======== EXERCISE MATERIALS ========

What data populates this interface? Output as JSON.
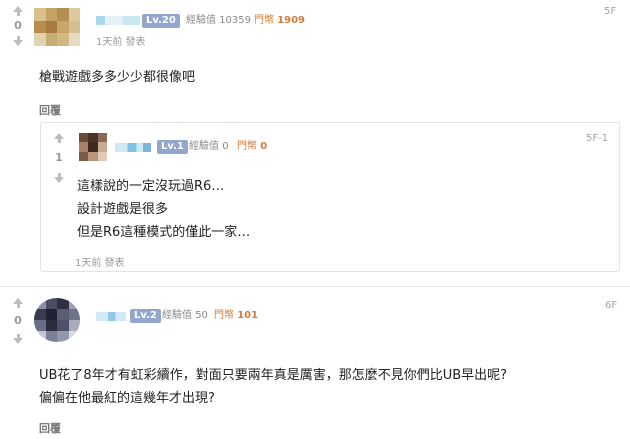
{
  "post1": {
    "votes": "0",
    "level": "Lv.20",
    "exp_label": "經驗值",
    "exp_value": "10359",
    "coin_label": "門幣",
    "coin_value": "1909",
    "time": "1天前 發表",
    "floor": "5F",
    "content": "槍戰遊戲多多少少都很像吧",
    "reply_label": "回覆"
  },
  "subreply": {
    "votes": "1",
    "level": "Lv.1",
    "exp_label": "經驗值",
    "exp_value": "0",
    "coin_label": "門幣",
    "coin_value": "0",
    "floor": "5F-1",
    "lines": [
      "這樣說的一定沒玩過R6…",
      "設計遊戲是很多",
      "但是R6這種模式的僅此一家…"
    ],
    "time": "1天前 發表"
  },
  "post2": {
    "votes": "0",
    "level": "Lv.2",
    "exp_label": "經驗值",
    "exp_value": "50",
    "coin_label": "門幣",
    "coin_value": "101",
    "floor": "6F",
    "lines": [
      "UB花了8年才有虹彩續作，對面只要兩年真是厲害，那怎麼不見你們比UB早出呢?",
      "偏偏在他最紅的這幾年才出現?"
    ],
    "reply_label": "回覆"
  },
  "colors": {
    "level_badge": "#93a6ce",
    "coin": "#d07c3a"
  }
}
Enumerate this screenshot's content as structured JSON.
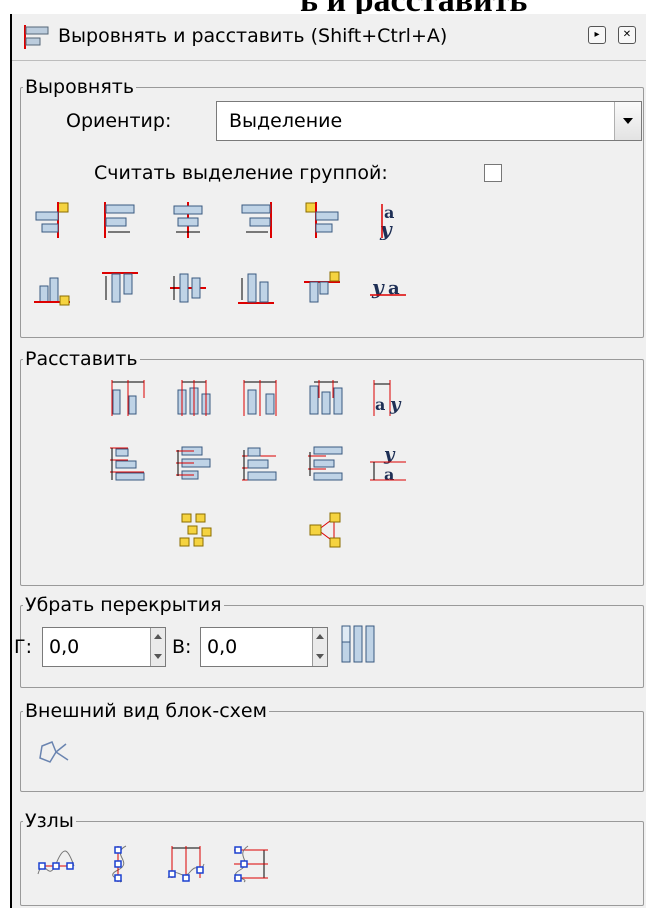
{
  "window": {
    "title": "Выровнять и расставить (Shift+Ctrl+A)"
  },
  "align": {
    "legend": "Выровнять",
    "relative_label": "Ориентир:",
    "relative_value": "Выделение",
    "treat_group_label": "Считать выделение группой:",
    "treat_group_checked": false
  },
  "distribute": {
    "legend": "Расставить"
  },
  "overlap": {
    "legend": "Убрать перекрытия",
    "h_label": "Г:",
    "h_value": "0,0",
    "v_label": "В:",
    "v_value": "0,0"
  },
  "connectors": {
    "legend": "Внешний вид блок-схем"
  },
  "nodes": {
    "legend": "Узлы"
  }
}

========

§ GOAL: Copy each line in full and exactly, omitting any picture.

§ TASK RESULT:
What data populates this interface? Output as JSON.
{
  "post1": {
    "votes": "0",
    "level": "Lv.20",
    "exp_label": "經驗值",
    "exp_value": "10359",
    "coin_label": "門幣",
    "coin_value": "1909",
    "time": "1天前 發表",
    "floor": "5F",
    "content": "槍戰遊戲多多少少都很像吧",
    "reply_label": "回覆"
  },
  "subreply": {
    "votes": "1",
    "level": "Lv.1",
    "exp_label": "經驗值",
    "exp_value": "0",
    "coin_label": "門幣",
    "coin_value": "0",
    "floor": "5F-1",
    "lines": [
      "這樣說的一定沒玩過R6…",
      "設計遊戲是很多",
      "但是R6這種模式的僅此一家…"
    ],
    "time": "1天前 發表"
  },
  "post2": {
    "votes": "0",
    "level": "Lv.2",
    "exp_label": "經驗值",
    "exp_value": "50",
    "coin_label": "門幣",
    "coin_value": "101",
    "floor": "6F",
    "lines": [
      "UB花了8年才有虹彩續作，對面只要兩年真是厲害，那怎麼不見你們比UB早出呢?",
      "偏偏在他最紅的這幾年才出現?"
    ],
    "reply_label": "回覆"
  },
  "colors": {
    "level_badge": "#93a6ce",
    "coin": "#d07c3a"
  }
}
Enumerate this screenshot's content as structured JSON.
{
  "window": {
    "title": "Выровнять и расставить (Shift+Ctrl+A)"
  },
  "align": {
    "legend": "Выровнять",
    "relative_label": "Ориентир:",
    "relative_value": "Выделение",
    "treat_group_label": "Считать выделение группой:",
    "treat_group_checked": false
  },
  "distribute": {
    "legend": "Расставить"
  },
  "overlap": {
    "legend": "Убрать перекрытия",
    "h_label": "Г:",
    "h_value": "0,0",
    "v_label": "В:",
    "v_value": "0,0"
  },
  "connectors": {
    "legend": "Внешний вид блок-схем"
  },
  "nodes": {
    "legend": "Узлы"
  }
}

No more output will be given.